:: Task objective ::
Locate each line holding the string "JSON" and copy it.
──────── Working data
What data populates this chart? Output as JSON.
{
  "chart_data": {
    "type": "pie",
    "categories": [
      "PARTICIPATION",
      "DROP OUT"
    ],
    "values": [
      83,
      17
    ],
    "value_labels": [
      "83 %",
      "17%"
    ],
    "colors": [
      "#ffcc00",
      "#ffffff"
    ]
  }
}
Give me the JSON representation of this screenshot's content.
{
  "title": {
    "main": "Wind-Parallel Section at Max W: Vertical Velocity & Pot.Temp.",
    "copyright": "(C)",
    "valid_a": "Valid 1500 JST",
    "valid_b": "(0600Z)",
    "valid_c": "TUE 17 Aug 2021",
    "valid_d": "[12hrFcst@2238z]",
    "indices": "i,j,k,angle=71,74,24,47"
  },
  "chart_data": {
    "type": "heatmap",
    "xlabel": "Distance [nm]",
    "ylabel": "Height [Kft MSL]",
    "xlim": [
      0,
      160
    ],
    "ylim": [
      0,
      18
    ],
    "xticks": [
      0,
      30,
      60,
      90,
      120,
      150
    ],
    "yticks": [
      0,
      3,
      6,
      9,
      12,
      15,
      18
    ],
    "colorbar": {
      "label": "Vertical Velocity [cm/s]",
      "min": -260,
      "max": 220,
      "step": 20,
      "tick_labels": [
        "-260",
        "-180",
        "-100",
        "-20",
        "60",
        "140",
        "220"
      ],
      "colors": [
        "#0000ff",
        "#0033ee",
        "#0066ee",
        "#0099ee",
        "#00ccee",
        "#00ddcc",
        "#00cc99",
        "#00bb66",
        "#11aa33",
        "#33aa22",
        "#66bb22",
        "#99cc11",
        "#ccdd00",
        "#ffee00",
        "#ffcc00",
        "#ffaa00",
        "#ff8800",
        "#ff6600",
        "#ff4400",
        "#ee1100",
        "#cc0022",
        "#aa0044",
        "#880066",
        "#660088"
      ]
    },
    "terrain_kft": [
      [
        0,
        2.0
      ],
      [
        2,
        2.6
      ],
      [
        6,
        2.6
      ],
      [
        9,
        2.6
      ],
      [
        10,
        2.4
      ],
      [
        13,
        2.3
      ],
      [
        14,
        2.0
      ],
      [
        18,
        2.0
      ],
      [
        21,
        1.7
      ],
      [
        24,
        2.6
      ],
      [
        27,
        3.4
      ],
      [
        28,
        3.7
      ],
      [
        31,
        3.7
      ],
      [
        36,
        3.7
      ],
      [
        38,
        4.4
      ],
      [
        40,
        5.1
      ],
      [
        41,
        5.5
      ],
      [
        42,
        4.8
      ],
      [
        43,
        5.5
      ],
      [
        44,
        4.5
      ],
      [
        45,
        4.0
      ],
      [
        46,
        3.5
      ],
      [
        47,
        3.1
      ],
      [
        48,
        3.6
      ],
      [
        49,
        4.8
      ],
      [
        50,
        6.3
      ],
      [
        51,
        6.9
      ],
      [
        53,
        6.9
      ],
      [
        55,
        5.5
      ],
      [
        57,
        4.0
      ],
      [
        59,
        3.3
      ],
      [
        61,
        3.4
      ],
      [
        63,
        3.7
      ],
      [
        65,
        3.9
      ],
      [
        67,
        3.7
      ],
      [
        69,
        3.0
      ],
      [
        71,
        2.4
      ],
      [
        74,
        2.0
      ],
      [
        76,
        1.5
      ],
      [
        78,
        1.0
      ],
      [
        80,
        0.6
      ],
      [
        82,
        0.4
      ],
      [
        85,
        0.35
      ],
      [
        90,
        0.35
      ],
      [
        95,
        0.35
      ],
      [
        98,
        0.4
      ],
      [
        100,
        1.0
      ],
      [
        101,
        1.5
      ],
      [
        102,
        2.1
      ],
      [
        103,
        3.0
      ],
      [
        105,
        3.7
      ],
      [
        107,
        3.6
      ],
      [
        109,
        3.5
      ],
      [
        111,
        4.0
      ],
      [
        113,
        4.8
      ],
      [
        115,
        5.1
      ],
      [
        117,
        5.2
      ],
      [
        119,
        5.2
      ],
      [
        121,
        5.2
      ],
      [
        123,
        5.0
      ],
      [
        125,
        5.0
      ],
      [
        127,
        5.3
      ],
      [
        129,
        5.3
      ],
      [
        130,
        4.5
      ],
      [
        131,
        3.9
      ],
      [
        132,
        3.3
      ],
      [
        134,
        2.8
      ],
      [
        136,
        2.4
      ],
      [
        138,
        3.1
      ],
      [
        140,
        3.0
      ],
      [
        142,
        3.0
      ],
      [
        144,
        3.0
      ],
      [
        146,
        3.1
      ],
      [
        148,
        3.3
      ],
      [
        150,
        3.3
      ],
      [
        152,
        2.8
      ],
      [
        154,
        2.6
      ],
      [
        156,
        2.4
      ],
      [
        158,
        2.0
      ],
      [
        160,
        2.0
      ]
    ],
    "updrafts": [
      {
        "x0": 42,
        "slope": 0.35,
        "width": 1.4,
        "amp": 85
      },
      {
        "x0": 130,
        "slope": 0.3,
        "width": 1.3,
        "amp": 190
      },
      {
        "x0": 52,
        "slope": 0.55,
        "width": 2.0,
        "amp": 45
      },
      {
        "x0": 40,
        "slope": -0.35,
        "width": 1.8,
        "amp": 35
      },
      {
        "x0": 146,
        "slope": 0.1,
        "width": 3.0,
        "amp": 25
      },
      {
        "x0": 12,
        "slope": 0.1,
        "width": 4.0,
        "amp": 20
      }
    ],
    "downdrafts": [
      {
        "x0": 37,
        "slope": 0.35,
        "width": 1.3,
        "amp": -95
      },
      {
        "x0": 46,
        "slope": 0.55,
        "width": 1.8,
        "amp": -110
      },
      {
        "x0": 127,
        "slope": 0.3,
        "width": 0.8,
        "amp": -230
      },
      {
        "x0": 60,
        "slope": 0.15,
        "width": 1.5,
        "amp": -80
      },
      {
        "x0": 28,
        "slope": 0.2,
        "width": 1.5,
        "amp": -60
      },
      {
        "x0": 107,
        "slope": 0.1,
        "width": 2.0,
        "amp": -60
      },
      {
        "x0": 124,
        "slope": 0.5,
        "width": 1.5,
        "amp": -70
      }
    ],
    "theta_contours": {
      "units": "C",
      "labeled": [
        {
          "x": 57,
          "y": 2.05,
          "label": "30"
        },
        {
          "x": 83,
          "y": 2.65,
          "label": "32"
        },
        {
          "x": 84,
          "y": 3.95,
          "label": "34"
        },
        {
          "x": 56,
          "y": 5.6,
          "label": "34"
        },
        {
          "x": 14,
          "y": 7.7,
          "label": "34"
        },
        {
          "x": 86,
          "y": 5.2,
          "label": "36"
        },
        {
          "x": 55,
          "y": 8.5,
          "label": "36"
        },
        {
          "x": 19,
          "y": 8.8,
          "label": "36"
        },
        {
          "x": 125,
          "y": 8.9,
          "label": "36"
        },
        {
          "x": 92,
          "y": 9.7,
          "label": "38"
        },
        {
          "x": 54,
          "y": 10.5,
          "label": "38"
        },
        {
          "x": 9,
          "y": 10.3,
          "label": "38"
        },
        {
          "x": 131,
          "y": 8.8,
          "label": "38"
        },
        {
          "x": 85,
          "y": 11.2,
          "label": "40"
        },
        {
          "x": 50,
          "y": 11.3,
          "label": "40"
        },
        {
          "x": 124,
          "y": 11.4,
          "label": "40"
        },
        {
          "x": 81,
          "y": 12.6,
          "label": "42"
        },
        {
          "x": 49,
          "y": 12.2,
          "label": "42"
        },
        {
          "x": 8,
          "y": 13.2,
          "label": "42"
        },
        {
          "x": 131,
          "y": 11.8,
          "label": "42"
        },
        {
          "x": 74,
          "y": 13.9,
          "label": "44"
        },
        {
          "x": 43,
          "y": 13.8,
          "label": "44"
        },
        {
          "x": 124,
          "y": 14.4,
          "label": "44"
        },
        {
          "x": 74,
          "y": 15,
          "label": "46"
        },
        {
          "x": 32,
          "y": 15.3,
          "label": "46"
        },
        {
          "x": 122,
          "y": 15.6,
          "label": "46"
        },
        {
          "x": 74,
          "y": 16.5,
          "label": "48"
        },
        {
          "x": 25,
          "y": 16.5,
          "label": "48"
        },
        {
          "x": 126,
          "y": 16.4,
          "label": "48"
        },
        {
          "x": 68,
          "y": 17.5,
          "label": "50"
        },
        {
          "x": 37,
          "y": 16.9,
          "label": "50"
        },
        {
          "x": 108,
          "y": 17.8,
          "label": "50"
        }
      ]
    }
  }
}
────────────────
:: Solution below ::
What data populates this chart? Output as JSON.
Give me the JSON representation of this screenshot's content.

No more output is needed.